-------- Entries supplied --------

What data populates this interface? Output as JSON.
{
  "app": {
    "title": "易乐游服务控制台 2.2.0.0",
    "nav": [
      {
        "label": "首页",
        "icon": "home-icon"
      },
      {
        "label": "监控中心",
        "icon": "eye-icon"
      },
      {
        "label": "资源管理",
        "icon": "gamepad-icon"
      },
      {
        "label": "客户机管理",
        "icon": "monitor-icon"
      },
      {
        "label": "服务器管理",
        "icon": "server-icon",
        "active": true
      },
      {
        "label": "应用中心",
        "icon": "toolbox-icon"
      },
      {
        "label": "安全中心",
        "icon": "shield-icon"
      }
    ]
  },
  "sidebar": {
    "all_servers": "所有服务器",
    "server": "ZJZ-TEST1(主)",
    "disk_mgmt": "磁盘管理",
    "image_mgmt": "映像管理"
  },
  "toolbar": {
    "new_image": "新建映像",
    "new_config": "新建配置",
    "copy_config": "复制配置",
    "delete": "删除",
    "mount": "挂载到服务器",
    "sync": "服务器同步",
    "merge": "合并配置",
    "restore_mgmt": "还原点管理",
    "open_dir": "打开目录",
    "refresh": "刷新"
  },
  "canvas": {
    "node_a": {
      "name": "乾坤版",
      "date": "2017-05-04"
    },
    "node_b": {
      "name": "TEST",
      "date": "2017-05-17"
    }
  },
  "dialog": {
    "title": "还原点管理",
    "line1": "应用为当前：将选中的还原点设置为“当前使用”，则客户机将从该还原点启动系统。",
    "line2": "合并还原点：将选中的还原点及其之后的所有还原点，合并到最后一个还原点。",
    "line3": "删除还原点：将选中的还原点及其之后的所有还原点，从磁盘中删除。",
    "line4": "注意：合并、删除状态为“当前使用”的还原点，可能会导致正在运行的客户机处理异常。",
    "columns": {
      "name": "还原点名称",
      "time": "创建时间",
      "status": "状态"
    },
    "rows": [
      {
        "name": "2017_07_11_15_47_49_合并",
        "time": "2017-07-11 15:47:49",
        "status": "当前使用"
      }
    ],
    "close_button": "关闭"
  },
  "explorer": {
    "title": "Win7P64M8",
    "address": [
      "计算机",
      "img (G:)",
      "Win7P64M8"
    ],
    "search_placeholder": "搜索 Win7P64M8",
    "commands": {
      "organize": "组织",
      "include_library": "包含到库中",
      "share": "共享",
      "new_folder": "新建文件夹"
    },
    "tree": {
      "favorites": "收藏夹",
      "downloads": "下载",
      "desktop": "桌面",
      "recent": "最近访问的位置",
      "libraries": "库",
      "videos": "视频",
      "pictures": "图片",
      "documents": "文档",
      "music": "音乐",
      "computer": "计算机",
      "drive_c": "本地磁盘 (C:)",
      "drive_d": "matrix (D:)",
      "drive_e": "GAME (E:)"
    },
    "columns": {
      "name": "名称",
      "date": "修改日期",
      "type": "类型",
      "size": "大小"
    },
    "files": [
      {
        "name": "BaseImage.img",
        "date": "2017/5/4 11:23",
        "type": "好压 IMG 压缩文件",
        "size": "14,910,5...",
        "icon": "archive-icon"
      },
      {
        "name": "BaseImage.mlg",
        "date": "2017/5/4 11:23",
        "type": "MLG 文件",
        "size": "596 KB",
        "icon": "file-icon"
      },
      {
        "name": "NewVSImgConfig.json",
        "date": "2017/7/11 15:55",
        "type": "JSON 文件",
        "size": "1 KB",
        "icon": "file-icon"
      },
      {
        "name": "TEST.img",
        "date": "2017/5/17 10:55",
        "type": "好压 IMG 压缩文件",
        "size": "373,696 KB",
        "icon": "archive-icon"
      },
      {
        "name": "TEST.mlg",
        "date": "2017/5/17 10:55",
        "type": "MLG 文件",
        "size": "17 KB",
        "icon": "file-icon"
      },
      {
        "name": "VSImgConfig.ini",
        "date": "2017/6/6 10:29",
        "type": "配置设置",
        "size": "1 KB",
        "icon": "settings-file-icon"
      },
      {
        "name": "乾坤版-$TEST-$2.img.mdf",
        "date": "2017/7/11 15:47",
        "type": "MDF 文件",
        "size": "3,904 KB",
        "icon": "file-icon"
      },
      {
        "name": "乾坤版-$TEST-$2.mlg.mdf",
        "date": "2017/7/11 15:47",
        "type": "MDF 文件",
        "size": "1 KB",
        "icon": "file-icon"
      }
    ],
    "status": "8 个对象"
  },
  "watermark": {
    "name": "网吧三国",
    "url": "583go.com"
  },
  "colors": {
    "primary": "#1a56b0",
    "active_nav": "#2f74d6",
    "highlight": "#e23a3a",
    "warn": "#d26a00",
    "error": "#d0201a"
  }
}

--------

> Problem
Your task is to repeat each line of the material exactly.

> Answer for this exercise
What data populates this interface? Output as JSON.
{
  "app": {
    "title": "易乐游服务控制台 2.2.0.0",
    "nav": [
      {
        "label": "首页",
        "icon": "home-icon"
      },
      {
        "label": "监控中心",
        "icon": "eye-icon"
      },
      {
        "label": "资源管理",
        "icon": "gamepad-icon"
      },
      {
        "label": "客户机管理",
        "icon": "monitor-icon"
      },
      {
        "label": "服务器管理",
        "icon": "server-icon",
        "active": true
      },
      {
        "label": "应用中心",
        "icon": "toolbox-icon"
      },
      {
        "label": "安全中心",
        "icon": "shield-icon"
      }
    ]
  },
  "sidebar": {
    "all_servers": "所有服务器",
    "server": "ZJZ-TEST1(主)",
    "disk_mgmt": "磁盘管理",
    "image_mgmt": "映像管理"
  },
  "toolbar": {
    "new_image": "新建映像",
    "new_config": "新建配置",
    "copy_config": "复制配置",
    "delete": "删除",
    "mount": "挂载到服务器",
    "sync": "服务器同步",
    "merge": "合并配置",
    "restore_mgmt": "还原点管理",
    "open_dir": "打开目录",
    "refresh": "刷新"
  },
  "canvas": {
    "node_a": {
      "name": "乾坤版",
      "date": "2017-05-04"
    },
    "node_b": {
      "name": "TEST",
      "date": "2017-05-17"
    }
  },
  "dialog": {
    "title": "还原点管理",
    "line1": "应用为当前：将选中的还原点设置为“当前使用”，则客户机将从该还原点启动系统。",
    "line2": "合并还原点：将选中的还原点及其之后的所有还原点，合并到最后一个还原点。",
    "line3": "删除还原点：将选中的还原点及其之后的所有还原点，从磁盘中删除。",
    "line4": "注意：合并、删除状态为“当前使用”的还原点，可能会导致正在运行的客户机处理异常。",
    "columns": {
      "name": "还原点名称",
      "time": "创建时间",
      "status": "状态"
    },
    "rows": [
      {
        "name": "2017_07_11_15_47_49_合并",
        "time": "2017-07-11 15:47:49",
        "status": "当前使用"
      }
    ],
    "close_button": "关闭"
  },
  "explorer": {
    "title": "Win7P64M8",
    "address": [
      "计算机",
      "img (G:)",
      "Win7P64M8"
    ],
    "search_placeholder": "搜索 Win7P64M8",
    "commands": {
      "organize": "组织",
      "include_library": "包含到库中",
      "share": "共享",
      "new_folder": "新建文件夹"
    },
    "tree": {
      "favorites": "收藏夹",
      "downloads": "下载",
      "desktop": "桌面",
      "recent": "最近访问的位置",
      "libraries": "库",
      "videos": "视频",
      "pictures": "图片",
      "documents": "文档",
      "music": "音乐",
      "computer": "计算机",
      "drive_c": "本地磁盘 (C:)",
      "drive_d": "matrix (D:)",
      "drive_e": "GAME (E:)"
    },
    "columns": {
      "name": "名称",
      "date": "修改日期",
      "type": "类型",
      "size": "大小"
    },
    "files": [
      {
        "name": "BaseImage.img",
        "date": "2017/5/4 11:23",
        "type": "好压 IMG 压缩文件",
        "size": "14,910,5...",
        "icon": "archive-icon"
      },
      {
        "name": "BaseImage.mlg",
        "date": "2017/5/4 11:23",
        "type": "MLG 文件",
        "size": "596 KB",
        "icon": "file-icon"
      },
      {
        "name": "NewVSImgConfig.json",
        "date": "2017/7/11 15:55",
        "type": "JSON 文件",
        "size": "1 KB",
        "icon": "file-icon"
      },
      {
        "name": "TEST.img",
        "date": "2017/5/17 10:55",
        "type": "好压 IMG 压缩文件",
        "size": "373,696 KB",
        "icon": "archive-icon"
      },
      {
        "name": "TEST.mlg",
        "date": "2017/5/17 10:55",
        "type": "MLG 文件",
        "size": "17 KB",
        "icon": "file-icon"
      },
      {
        "name": "VSImgConfig.ini",
        "date": "2017/6/6 10:29",
        "type": "配置设置",
        "size": "1 KB",
        "icon": "settings-file-icon"
      },
      {
        "name": "乾坤版-$TEST-$2.img.mdf",
        "date": "2017/7/11 15:47",
        "type": "MDF 文件",
        "size": "3,904 KB",
        "icon": "file-icon"
      },
      {
        "name": "乾坤版-$TEST-$2.mlg.mdf",
        "date": "2017/7/11 15:47",
        "type": "MDF 文件",
        "size": "1 KB",
        "icon": "file-icon"
      }
    ],
    "status": "8 个对象"
  },
  "watermark": {
    "name": "网吧三国",
    "url": "583go.com"
  },
  "colors": {
    "primary": "#1a56b0",
    "active_nav": "#2f74d6",
    "highlight": "#e23a3a",
    "warn": "#d26a00",
    "error": "#d0201a"
  }
}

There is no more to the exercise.